▸ WORK TO BE COMPLETED: Reproduce every entry below precisely. Pictures are excluded from the copy.

★ ★ ★ ★ ★ ★ ★

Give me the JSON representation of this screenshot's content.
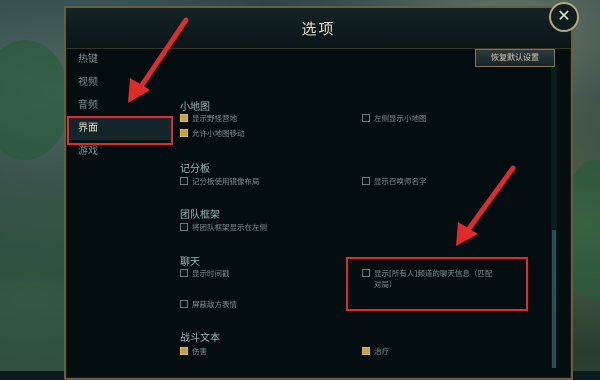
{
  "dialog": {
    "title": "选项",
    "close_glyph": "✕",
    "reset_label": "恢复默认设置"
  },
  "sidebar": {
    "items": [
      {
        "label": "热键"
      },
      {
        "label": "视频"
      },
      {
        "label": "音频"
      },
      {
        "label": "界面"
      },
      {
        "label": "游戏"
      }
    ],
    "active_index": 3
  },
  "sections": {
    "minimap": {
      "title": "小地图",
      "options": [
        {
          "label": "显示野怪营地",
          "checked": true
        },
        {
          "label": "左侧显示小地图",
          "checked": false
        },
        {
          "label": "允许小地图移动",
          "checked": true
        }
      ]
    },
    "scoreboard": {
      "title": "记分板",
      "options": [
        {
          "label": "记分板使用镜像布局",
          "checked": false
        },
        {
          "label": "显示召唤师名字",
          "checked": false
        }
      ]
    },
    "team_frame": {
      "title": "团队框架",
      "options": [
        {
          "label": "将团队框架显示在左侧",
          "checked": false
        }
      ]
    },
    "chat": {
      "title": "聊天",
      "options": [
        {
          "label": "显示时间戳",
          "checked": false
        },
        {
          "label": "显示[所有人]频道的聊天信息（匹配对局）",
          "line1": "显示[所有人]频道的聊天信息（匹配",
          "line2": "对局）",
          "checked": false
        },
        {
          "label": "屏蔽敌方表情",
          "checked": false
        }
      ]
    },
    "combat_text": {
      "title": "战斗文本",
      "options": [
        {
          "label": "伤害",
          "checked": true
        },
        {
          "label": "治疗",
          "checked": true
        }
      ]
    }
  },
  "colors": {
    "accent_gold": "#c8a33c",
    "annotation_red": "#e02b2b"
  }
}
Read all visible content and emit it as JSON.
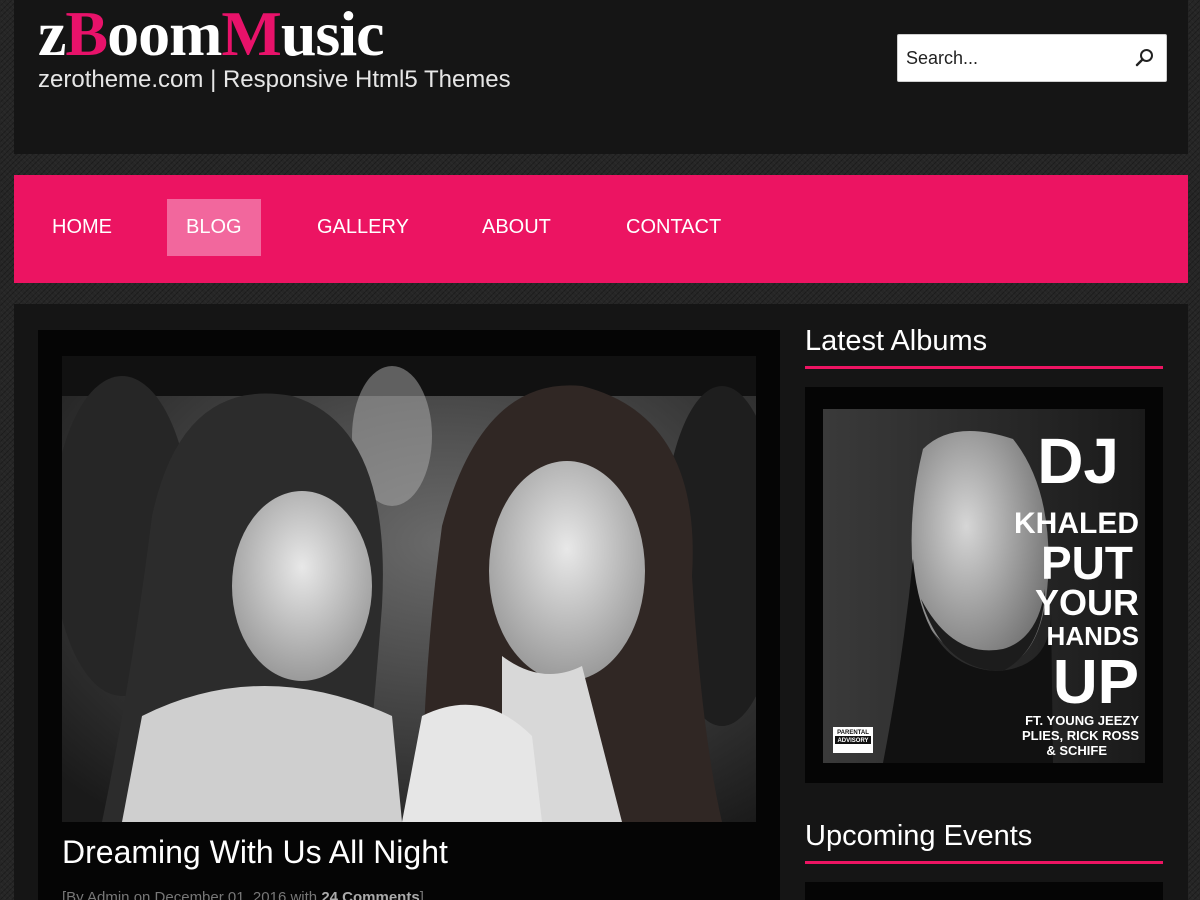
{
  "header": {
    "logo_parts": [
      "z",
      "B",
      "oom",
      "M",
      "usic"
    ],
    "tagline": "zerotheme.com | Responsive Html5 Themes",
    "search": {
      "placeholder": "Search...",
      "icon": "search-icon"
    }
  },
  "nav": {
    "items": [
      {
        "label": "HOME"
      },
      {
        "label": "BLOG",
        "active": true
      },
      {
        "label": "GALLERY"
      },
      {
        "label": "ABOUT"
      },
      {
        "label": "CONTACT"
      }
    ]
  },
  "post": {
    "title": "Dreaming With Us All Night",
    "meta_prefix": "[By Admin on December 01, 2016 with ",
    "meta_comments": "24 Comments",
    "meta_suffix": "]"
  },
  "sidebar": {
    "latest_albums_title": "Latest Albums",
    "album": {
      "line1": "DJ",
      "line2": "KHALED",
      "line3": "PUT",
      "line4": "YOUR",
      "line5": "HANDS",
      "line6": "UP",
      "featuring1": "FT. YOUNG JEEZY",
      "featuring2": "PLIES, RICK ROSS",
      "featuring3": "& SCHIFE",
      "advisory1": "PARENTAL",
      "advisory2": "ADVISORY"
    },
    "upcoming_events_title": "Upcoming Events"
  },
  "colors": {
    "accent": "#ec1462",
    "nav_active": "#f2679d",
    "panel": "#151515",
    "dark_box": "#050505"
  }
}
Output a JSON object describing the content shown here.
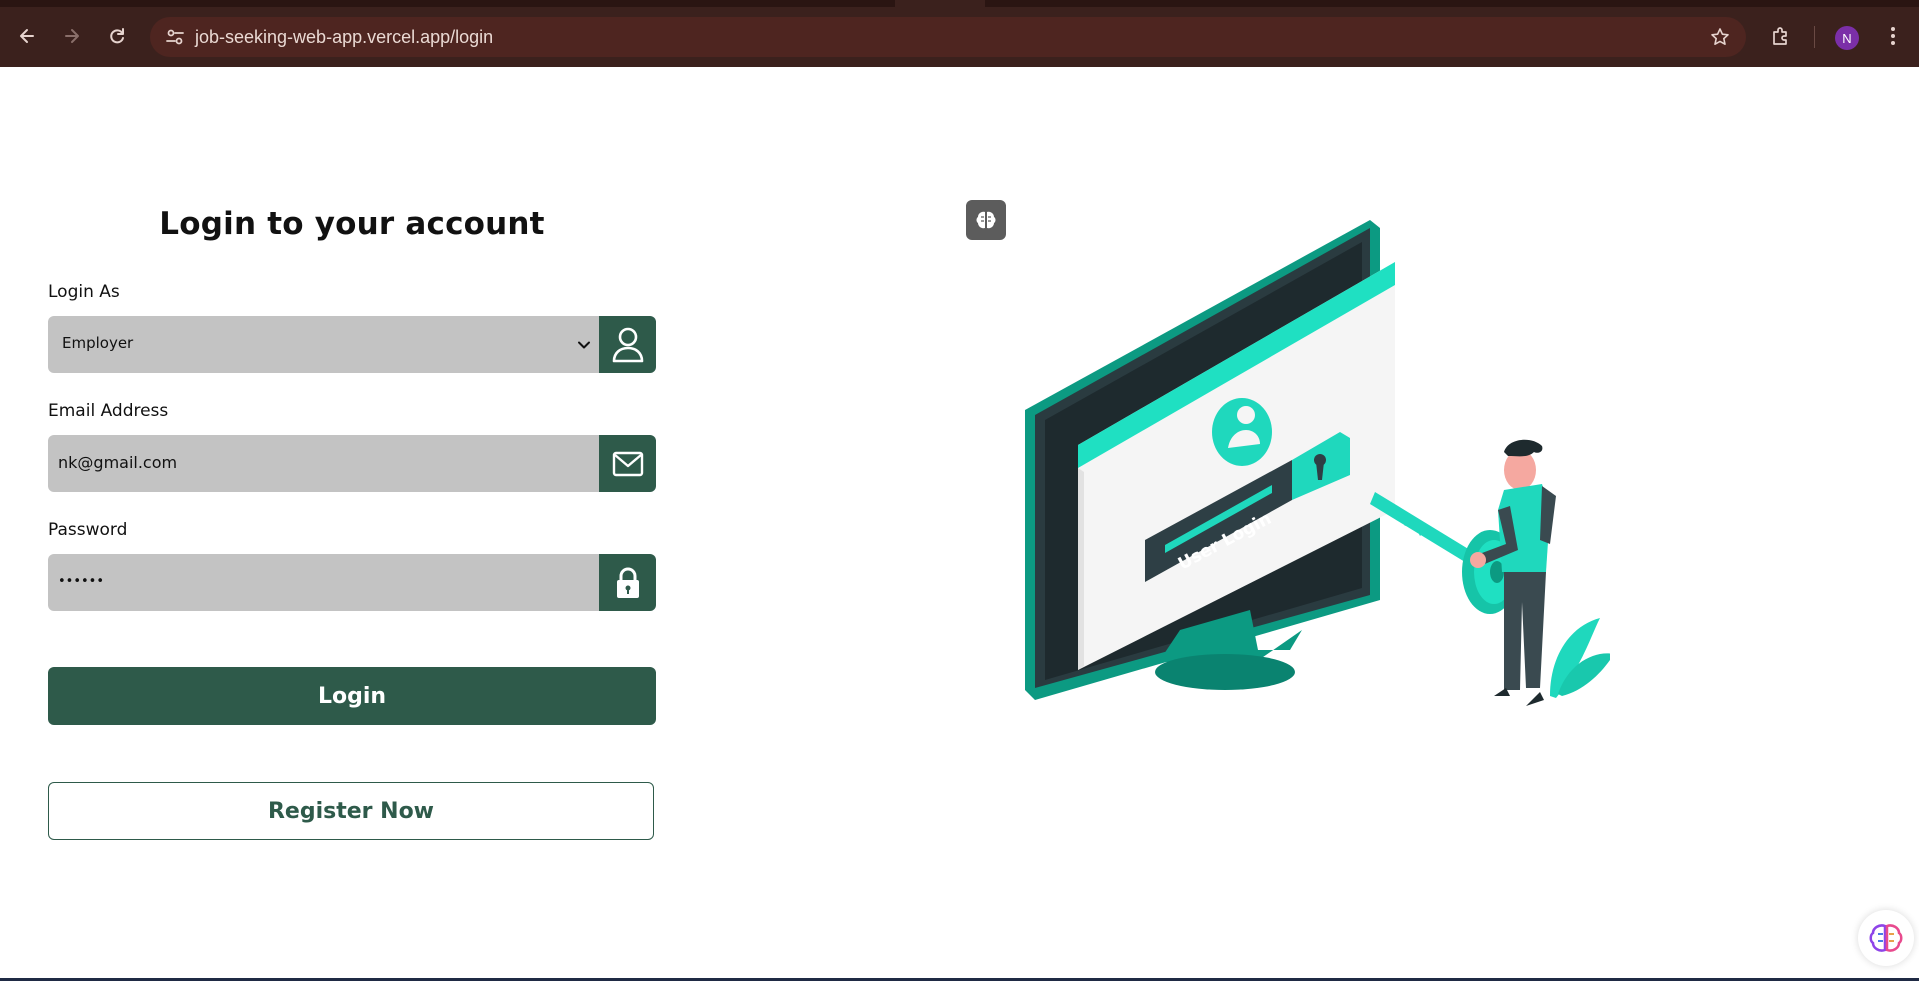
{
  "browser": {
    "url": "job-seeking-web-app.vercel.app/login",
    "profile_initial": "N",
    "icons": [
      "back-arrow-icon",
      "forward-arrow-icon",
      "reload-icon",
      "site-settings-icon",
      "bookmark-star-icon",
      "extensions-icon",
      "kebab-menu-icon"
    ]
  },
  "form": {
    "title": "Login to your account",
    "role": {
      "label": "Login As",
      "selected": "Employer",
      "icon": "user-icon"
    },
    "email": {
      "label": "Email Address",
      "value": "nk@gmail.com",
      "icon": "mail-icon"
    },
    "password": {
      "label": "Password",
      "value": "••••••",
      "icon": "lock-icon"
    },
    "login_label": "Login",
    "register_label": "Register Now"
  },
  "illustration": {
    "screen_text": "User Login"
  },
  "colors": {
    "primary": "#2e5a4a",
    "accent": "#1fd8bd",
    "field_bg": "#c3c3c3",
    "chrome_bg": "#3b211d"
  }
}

★ ★ ★ ★ ★ ★ ★

▸ TASK ANSWER:
Give me the JSON representation of this screenshot's content.
{
  "dialog": {
    "title": "选项",
    "close_glyph": "✕",
    "reset_label": "恢复默认设置"
  },
  "sidebar": {
    "items": [
      {
        "label": "热键"
      },
      {
        "label": "视频"
      },
      {
        "label": "音频"
      },
      {
        "label": "界面"
      },
      {
        "label": "游戏"
      }
    ],
    "active_index": 3
  },
  "sections": {
    "minimap": {
      "title": "小地图",
      "options": [
        {
          "label": "显示野怪营地",
          "checked": true
        },
        {
          "label": "左侧显示小地图",
          "checked": false
        },
        {
          "label": "允许小地图移动",
          "checked": true
        }
      ]
    },
    "scoreboard": {
      "title": "记分板",
      "options": [
        {
          "label": "记分板使用镜像布局",
          "checked": false
        },
        {
          "label": "显示召唤师名字",
          "checked": false
        }
      ]
    },
    "team_frame": {
      "title": "团队框架",
      "options": [
        {
          "label": "将团队框架显示在左侧",
          "checked": false
        }
      ]
    },
    "chat": {
      "title": "聊天",
      "options": [
        {
          "label": "显示时间戳",
          "checked": false
        },
        {
          "label": "显示[所有人]频道的聊天信息（匹配对局）",
          "line1": "显示[所有人]频道的聊天信息（匹配",
          "line2": "对局）",
          "checked": false
        },
        {
          "label": "屏蔽敌方表情",
          "checked": false
        }
      ]
    },
    "combat_text": {
      "title": "战斗文本",
      "options": [
        {
          "label": "伤害",
          "checked": true
        },
        {
          "label": "治疗",
          "checked": true
        }
      ]
    }
  },
  "colors": {
    "accent_gold": "#c8a33c",
    "annotation_red": "#e02b2b"
  }
}
Read all visible content and emit it as JSON.
{
  "header": {
    "logo_parts": [
      "z",
      "B",
      "oom",
      "M",
      "usic"
    ],
    "tagline": "zerotheme.com | Responsive Html5 Themes",
    "search": {
      "placeholder": "Search...",
      "icon": "search-icon"
    }
  },
  "nav": {
    "items": [
      {
        "label": "HOME"
      },
      {
        "label": "BLOG",
        "active": true
      },
      {
        "label": "GALLERY"
      },
      {
        "label": "ABOUT"
      },
      {
        "label": "CONTACT"
      }
    ]
  },
  "post": {
    "title": "Dreaming With Us All Night",
    "meta_prefix": "[By Admin on December 01, 2016 with ",
    "meta_comments": "24 Comments",
    "meta_suffix": "]"
  },
  "sidebar": {
    "latest_albums_title": "Latest Albums",
    "album": {
      "line1": "DJ",
      "line2": "KHALED",
      "line3": "PUT",
      "line4": "YOUR",
      "line5": "HANDS",
      "line6": "UP",
      "featuring1": "FT. YOUNG JEEZY",
      "featuring2": "PLIES, RICK ROSS",
      "featuring3": "& SCHIFE",
      "advisory1": "PARENTAL",
      "advisory2": "ADVISORY"
    },
    "upcoming_events_title": "Upcoming Events"
  },
  "colors": {
    "accent": "#ec1462",
    "nav_active": "#f2679d",
    "panel": "#151515",
    "dark_box": "#050505"
  }
}
Output a JSON object describing the content shown here.
{
  "browser": {
    "url": "job-seeking-web-app.vercel.app/login",
    "profile_initial": "N",
    "icons": [
      "back-arrow-icon",
      "forward-arrow-icon",
      "reload-icon",
      "site-settings-icon",
      "bookmark-star-icon",
      "extensions-icon",
      "kebab-menu-icon"
    ]
  },
  "form": {
    "title": "Login to your account",
    "role": {
      "label": "Login As",
      "selected": "Employer",
      "icon": "user-icon"
    },
    "email": {
      "label": "Email Address",
      "value": "nk@gmail.com",
      "icon": "mail-icon"
    },
    "password": {
      "label": "Password",
      "value": "••••••",
      "icon": "lock-icon"
    },
    "login_label": "Login",
    "register_label": "Register Now"
  },
  "illustration": {
    "screen_text": "User Login"
  },
  "colors": {
    "primary": "#2e5a4a",
    "accent": "#1fd8bd",
    "field_bg": "#c3c3c3",
    "chrome_bg": "#3b211d"
  }
}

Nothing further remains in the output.